● **Given passage**:

The Lord had called, and now the calling was being acted upon. Time and again in this chapter, the words “as the Lord commanded” are stated. There is a set procedure which He laid out, and that set procedure will be followed carefully. The importance of this is because of the typology. In order for the type to reflect the Anti-type, everything had to be exact.
Now, as we look back on these things, we can clearly see Christ revealed in them. In turn, we are given the surety that our hopes are placed in the right basket. The word we have been given is sure, the hope that we possess is well-grounded, and therefore the things which are promised to us, but are yet future, are certain to come to pass.
It’s all to be found in His… wait a minute! Just so you know, Aaron did have a beard as was the custom for all men in Israel. That too is to be found in His superior word, and so let’s turn to that precious word once again and… May God speak to us through His word today and may His glorious name ever be praised.
I. A Gathering at the Door of the Tent of Meeting (verses 1-5)
And the Lord spoke to Moses, saying:
This is the customary set of words which indicate that a new train of thought is being introduced. In this case, it introduces a section which will last all the way through until verse 10:8. Until then, the ordination of Aaron and his sons will be highlighted in detail.
This ordination process follows directly from the instructions given to Moses concerning the making of the priestly garments in Exodus 28, and the instructions given for the ordination process in Exodus 29. And then, some instructions for what should be done in the official duties of the priest were given in Exodus 30. What was instructed then will be complied with now. At least this is so up to a point. In chapter 10, there will be a deviation from the instructions, and that deviation will result in death.
What is interesting, is that the ordination process that we will now see was directed to be accomplished in Exodus 40 as that book closed out. However, before actually accomplishing it, the Lord first explained the different types of sacrifices that would be handled by the priests. This is what we have seen for the past seven chapters. Only now, after giving those minute instructions, are the priests ready to be installed in their special priestly office.
It would make no sense to ordain priests for the office, and only then explain to them the procedures for the various sacrifices that they needed to perform. Everything is precise, logical, and perfectly laid out. Each step leads to the next, just as one would expect from an instruction manual for putting together a complicated piece of machinery.
2 “Take Aaron and his sons with him,
These words once again confirm what has already been seen earlier in Exodus. Aaron was not chosen by Moses because they were brothers, but rather Aaron was chosen by the Lord, and the Lord is now directing the ordination of the one he previously chose. It is intended to negate any feelings of favoritism by the other Israelites. Unfortunately, it is something that won’t actually occur until the Lord has to defend His choice at the expense of the lives of those who rebel against His decision.

● **Goal**: Copy out the commentary on Aaron's ordination from "This ordination process" to "result in death.", word for word. The records that come next are separate material and have no connection to the commentary on Aaron's ordination.

● **Information given**:

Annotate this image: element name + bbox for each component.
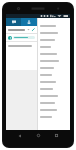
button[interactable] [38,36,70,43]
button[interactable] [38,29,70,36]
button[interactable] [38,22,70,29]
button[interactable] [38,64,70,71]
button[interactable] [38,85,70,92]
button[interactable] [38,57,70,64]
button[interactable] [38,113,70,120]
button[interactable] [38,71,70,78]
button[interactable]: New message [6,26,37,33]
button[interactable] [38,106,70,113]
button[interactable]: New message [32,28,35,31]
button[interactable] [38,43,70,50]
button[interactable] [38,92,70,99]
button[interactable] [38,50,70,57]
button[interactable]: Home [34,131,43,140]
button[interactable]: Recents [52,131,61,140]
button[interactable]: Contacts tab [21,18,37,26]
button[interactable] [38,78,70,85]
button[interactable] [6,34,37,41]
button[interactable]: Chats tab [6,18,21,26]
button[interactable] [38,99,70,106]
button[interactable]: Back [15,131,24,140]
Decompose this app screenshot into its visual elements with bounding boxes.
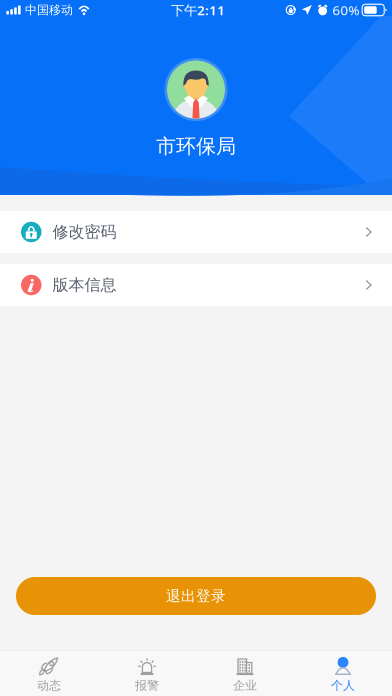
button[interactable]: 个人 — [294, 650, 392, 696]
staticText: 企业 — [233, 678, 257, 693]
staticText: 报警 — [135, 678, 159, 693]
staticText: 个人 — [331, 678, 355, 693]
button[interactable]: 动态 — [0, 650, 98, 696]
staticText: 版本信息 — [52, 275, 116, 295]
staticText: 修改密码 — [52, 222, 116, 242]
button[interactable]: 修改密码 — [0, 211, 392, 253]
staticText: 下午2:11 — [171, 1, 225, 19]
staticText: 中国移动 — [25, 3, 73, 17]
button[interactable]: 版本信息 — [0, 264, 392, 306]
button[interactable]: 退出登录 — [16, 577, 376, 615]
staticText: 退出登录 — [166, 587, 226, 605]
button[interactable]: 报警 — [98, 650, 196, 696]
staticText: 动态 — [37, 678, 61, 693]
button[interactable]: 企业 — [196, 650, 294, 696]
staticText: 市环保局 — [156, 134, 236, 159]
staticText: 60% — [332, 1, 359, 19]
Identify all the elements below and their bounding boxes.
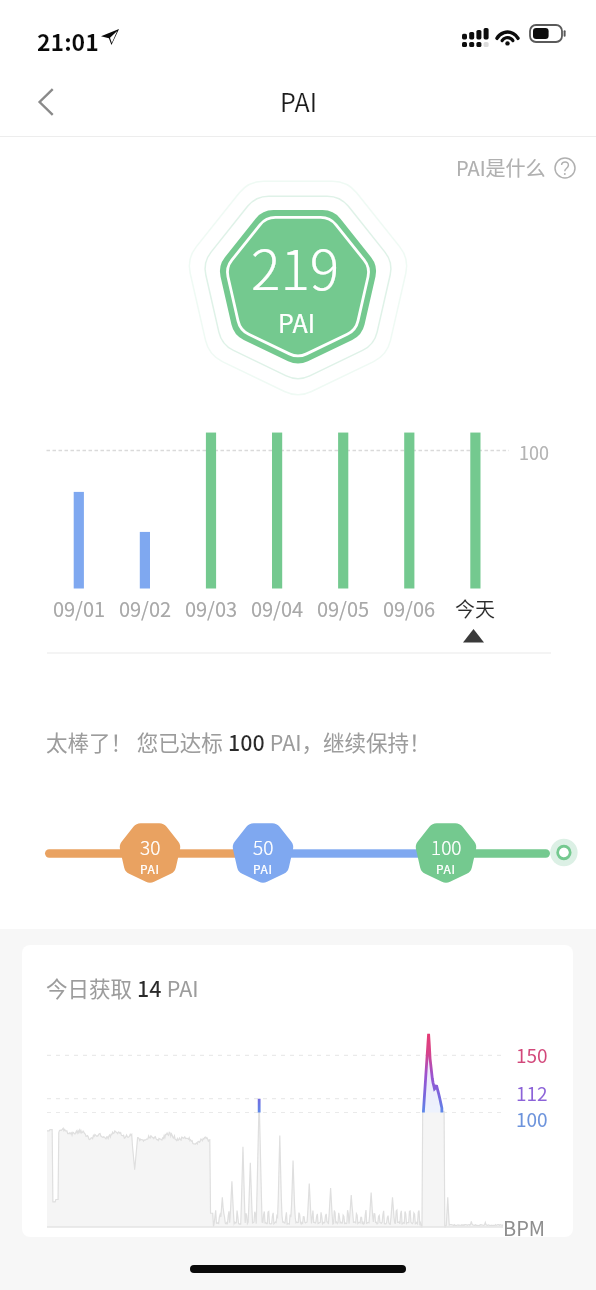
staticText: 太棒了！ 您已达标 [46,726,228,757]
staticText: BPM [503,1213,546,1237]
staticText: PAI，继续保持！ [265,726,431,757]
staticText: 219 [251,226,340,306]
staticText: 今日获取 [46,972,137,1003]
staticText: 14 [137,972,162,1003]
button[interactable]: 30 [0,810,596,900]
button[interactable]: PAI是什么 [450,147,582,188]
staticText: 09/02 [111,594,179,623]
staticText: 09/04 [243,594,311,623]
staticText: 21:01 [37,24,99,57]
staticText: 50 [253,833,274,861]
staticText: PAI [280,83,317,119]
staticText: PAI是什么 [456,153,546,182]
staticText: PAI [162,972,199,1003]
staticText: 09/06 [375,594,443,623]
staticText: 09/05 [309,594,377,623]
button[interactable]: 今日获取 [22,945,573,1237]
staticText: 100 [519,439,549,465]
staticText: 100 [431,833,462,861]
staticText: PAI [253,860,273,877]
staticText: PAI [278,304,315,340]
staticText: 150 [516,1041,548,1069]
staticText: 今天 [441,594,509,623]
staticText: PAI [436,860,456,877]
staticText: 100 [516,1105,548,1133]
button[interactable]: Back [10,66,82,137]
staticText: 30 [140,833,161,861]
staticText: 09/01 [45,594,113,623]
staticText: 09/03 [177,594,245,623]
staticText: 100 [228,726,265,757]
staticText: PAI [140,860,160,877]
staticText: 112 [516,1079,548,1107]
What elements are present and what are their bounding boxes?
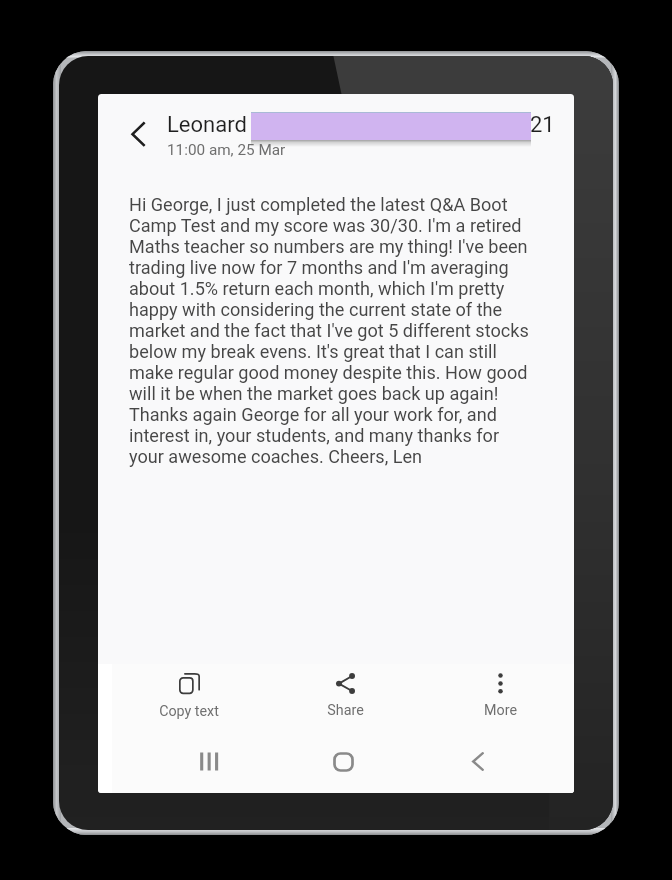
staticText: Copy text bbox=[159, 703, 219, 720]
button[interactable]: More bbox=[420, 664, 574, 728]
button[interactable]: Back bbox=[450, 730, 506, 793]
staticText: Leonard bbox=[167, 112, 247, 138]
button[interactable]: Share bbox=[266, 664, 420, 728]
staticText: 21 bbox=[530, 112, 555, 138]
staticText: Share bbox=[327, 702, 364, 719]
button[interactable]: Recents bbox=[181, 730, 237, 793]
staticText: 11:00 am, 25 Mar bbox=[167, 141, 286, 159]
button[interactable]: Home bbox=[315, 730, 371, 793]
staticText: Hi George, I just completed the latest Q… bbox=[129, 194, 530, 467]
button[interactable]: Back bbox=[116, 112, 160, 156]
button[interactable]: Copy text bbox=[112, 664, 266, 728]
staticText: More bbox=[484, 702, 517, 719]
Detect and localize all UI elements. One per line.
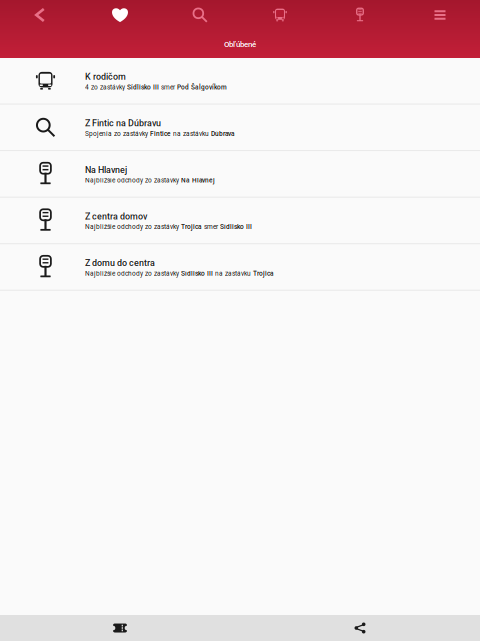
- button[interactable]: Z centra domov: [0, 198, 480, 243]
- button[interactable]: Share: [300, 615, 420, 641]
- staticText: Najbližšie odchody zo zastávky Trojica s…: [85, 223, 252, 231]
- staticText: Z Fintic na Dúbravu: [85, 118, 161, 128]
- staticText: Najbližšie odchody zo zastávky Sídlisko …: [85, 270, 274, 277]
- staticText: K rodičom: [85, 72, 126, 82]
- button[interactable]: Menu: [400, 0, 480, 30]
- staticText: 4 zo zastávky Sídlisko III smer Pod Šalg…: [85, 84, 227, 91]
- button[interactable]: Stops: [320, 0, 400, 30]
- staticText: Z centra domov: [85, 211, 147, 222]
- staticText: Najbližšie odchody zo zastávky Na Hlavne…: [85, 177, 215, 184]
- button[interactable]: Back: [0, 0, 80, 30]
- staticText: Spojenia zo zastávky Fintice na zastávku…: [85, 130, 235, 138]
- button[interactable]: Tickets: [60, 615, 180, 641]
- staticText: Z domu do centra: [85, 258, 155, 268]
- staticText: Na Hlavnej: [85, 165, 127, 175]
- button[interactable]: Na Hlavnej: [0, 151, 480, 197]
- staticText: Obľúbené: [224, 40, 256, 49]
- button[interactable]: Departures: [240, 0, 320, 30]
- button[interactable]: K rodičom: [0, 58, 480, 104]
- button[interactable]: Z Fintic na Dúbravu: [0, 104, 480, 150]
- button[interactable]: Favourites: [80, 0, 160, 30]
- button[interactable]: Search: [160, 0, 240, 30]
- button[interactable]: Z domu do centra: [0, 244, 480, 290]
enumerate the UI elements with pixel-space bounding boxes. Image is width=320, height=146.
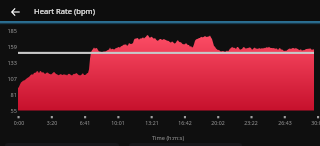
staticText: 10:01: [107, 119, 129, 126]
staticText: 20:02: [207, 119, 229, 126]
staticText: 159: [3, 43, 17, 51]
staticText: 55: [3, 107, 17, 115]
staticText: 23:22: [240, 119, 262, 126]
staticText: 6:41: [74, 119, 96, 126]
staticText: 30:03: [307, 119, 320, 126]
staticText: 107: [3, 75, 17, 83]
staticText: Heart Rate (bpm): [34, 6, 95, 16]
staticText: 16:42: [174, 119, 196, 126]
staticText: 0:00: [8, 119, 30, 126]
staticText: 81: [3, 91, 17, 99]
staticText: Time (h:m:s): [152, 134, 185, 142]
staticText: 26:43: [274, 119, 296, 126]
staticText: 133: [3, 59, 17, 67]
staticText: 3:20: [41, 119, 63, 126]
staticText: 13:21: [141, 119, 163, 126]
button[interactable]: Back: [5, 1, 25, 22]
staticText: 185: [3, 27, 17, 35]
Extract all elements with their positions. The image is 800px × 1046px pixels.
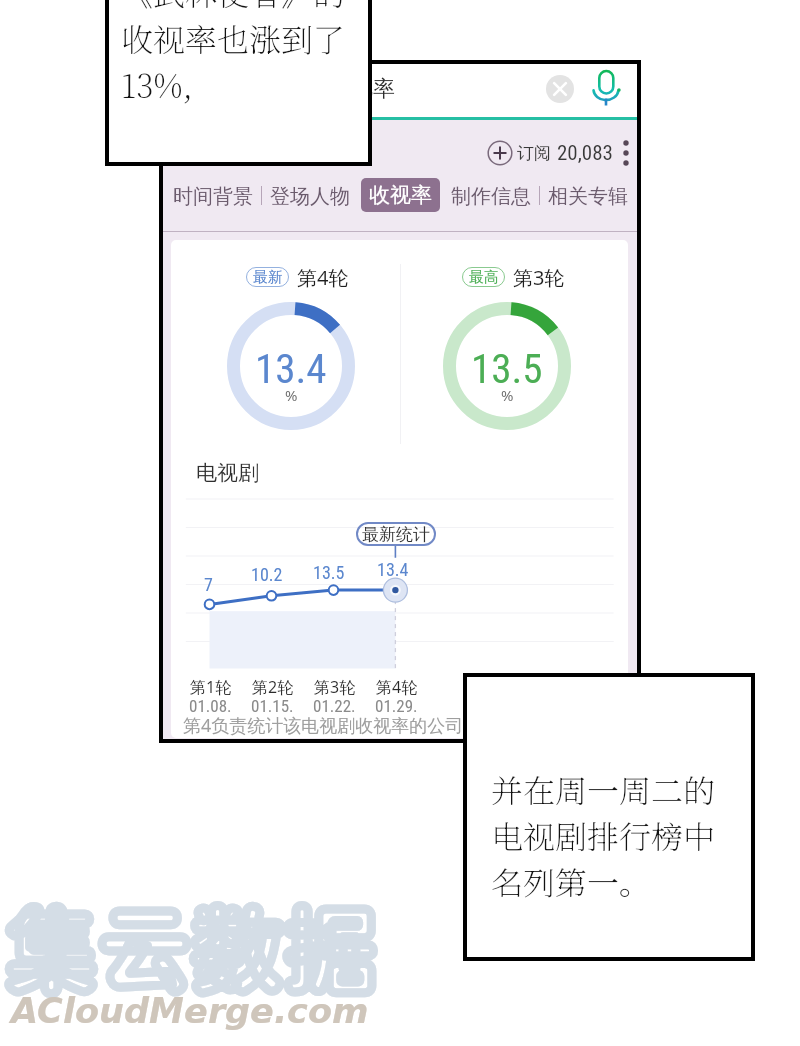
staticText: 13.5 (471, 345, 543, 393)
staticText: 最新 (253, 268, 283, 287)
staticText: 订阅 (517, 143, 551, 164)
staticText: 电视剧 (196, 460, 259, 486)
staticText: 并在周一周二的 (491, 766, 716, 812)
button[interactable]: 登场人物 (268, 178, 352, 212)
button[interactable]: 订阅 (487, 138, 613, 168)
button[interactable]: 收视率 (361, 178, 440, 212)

● **Response to this exercise**:
This ordination process follows directly from the instructions given to Moses concerning the making of the priestly garments in Exodus 28, and the instructions given for the ordination process in Exodus 29. And then, some instructions for what should be done in the official duties of the priest were given in Exodus 30. What was instructed then will be complied with now. At least this is so up to a point. In chapter 10, there will be a deviation from the instructions, and that deviation will result in death.